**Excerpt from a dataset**
......
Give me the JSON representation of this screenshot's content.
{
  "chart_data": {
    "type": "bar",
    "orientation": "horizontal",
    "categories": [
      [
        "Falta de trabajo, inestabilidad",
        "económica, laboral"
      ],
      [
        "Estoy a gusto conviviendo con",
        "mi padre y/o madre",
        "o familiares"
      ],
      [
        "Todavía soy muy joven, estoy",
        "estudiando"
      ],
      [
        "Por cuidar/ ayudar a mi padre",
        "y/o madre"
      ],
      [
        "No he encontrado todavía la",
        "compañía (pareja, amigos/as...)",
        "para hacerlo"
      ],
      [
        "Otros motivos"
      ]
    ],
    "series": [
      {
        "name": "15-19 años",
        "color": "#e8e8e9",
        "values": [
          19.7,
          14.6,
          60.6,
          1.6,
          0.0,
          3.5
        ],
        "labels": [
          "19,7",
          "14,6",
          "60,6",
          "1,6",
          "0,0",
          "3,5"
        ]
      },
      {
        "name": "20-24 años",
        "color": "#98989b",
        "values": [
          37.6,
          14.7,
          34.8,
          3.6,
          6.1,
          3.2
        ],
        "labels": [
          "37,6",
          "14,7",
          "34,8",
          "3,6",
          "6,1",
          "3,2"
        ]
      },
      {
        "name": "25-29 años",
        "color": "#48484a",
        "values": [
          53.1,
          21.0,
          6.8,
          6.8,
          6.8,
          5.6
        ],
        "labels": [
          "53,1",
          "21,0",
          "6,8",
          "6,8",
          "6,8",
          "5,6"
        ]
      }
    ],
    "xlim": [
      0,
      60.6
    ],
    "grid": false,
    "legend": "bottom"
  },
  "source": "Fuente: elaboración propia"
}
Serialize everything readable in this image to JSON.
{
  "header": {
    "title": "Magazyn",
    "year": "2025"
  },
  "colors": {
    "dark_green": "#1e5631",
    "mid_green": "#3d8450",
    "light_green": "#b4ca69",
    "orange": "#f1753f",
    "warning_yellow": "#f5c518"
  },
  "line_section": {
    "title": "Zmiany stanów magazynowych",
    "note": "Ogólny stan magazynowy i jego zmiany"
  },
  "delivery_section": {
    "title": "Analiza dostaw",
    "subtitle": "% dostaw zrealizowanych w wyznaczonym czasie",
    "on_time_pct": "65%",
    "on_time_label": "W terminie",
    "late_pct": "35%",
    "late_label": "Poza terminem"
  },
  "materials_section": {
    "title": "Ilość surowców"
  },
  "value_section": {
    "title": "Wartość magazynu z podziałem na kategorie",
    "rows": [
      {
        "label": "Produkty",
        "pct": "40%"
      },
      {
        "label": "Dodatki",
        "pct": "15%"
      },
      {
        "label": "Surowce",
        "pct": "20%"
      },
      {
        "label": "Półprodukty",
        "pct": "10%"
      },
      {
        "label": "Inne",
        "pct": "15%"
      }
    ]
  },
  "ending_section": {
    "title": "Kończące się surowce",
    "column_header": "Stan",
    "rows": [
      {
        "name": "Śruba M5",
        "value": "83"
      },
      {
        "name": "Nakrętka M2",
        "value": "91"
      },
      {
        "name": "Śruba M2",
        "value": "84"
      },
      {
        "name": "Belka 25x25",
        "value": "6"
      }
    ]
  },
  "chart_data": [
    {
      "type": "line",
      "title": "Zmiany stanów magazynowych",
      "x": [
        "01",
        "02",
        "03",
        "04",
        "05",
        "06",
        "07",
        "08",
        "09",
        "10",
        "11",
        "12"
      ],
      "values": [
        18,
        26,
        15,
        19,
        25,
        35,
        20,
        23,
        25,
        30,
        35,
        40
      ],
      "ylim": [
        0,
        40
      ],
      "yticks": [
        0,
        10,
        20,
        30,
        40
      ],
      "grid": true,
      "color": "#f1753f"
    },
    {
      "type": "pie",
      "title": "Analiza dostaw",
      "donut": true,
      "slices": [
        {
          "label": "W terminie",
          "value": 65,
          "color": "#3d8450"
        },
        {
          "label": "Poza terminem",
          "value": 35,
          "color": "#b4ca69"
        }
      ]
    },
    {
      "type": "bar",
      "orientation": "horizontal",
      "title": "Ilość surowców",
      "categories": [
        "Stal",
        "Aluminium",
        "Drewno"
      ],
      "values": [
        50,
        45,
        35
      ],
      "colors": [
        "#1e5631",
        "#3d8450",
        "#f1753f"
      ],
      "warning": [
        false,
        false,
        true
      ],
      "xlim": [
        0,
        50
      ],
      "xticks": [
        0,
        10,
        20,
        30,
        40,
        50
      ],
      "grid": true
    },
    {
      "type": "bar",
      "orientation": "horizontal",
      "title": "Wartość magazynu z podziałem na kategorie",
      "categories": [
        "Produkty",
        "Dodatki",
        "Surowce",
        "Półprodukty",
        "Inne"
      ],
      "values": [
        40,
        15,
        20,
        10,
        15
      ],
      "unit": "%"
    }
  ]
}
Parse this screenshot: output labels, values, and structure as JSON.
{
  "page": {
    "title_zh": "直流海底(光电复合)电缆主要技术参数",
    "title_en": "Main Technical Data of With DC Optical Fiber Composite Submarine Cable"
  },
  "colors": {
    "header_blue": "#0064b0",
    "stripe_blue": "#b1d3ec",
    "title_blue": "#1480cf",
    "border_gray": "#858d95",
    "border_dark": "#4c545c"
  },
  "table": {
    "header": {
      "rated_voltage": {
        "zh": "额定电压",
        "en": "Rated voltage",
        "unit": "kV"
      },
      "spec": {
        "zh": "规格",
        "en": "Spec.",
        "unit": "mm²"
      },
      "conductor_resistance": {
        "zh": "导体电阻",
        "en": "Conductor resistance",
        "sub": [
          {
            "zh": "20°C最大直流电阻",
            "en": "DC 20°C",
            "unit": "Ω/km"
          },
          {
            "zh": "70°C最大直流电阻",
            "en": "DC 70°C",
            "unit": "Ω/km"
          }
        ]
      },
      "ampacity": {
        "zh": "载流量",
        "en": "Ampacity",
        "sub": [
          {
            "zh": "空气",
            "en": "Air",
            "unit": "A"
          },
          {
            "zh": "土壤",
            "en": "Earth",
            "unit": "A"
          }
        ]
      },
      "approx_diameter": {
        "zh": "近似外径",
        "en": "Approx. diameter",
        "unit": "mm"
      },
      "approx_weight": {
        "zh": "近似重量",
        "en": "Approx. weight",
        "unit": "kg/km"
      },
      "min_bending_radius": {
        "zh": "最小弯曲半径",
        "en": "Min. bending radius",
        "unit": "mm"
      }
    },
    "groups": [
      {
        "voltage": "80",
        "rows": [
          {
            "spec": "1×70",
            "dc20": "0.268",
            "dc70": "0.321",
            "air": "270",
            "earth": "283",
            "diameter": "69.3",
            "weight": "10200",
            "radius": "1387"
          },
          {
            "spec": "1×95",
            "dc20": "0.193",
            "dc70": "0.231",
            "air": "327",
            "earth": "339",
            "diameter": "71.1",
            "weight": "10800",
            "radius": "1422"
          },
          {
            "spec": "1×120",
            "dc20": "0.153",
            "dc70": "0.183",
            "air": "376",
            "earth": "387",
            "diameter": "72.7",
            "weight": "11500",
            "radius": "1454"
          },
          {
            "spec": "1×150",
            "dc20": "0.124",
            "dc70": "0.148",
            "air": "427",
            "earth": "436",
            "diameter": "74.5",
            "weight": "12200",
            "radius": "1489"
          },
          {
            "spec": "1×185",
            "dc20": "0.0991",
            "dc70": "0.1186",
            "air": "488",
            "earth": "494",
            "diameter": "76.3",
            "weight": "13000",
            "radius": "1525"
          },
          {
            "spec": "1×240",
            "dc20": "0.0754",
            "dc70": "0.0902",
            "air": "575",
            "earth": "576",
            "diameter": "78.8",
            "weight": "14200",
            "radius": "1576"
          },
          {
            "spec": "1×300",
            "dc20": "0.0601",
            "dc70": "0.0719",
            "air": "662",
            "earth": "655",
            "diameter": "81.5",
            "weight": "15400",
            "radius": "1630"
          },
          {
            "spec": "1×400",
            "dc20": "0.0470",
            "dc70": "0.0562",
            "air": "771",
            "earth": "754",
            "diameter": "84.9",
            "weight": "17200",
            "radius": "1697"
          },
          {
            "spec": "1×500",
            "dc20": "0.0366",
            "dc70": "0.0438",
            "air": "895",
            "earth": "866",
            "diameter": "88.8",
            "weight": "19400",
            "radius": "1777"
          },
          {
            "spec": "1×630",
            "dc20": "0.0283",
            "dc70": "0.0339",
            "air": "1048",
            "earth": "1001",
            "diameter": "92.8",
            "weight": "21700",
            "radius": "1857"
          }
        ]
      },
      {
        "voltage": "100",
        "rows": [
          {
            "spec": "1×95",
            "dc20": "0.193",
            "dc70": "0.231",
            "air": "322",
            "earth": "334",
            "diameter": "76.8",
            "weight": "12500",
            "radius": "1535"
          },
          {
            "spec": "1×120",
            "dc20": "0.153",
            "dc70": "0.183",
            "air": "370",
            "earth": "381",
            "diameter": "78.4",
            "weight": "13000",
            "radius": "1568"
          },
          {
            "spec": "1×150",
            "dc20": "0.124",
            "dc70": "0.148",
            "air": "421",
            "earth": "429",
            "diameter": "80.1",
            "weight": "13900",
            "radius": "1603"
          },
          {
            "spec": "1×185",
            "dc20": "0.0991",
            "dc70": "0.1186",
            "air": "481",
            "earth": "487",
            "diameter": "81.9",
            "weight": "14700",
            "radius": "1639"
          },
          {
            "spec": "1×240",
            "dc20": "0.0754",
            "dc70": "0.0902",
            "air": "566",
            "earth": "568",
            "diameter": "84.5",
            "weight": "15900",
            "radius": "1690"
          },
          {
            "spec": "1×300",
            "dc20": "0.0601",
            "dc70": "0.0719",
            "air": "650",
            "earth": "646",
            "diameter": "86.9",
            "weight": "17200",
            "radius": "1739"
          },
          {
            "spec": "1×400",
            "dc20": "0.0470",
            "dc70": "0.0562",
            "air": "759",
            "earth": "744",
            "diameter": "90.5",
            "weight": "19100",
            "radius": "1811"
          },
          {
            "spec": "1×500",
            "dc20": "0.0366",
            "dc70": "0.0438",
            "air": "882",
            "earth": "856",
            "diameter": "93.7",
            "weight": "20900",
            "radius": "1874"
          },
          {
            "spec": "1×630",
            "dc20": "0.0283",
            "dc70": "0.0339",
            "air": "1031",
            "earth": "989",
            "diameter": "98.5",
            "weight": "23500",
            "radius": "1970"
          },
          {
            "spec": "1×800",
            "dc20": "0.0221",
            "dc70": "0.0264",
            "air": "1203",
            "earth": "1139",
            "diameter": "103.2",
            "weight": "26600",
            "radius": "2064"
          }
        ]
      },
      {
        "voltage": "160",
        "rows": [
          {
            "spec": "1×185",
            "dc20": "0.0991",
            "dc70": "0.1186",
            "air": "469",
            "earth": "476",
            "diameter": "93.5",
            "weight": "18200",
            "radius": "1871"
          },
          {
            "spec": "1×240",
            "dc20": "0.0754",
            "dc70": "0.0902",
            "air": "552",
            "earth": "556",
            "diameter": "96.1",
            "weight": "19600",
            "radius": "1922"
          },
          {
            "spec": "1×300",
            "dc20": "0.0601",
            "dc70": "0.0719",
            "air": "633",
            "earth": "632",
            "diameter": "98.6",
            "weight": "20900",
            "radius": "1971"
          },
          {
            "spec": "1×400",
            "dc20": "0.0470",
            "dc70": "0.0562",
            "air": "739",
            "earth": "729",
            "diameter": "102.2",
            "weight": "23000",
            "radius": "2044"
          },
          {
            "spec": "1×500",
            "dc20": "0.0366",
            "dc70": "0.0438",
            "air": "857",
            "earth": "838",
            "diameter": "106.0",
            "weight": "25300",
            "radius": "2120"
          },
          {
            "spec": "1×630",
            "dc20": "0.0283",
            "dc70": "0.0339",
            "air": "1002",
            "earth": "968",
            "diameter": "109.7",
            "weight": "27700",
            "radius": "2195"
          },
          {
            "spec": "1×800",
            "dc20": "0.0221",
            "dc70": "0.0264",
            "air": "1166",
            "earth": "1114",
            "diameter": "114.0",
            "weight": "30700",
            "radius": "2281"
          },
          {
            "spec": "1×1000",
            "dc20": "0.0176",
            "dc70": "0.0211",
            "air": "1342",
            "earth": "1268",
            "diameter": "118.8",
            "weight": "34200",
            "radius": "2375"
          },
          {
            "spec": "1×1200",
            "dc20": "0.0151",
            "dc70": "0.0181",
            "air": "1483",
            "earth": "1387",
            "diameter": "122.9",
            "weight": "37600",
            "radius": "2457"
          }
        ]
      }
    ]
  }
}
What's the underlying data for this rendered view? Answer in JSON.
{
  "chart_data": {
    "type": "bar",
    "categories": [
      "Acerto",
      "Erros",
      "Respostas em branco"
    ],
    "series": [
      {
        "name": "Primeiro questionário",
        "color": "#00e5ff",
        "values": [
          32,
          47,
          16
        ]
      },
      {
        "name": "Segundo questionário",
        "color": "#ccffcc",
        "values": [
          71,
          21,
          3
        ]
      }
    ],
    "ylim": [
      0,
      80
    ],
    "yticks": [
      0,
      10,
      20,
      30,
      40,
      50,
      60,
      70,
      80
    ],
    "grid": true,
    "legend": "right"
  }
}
......
Locate and copy each line in the data above that includes the word "dostaw".

**TASK ANSWER**
    "title": "Analiza dostaw",
    "subtitle": "% dostaw zrealizowanych w wyznaczonym czasie",
      "title": "Analiza dostaw",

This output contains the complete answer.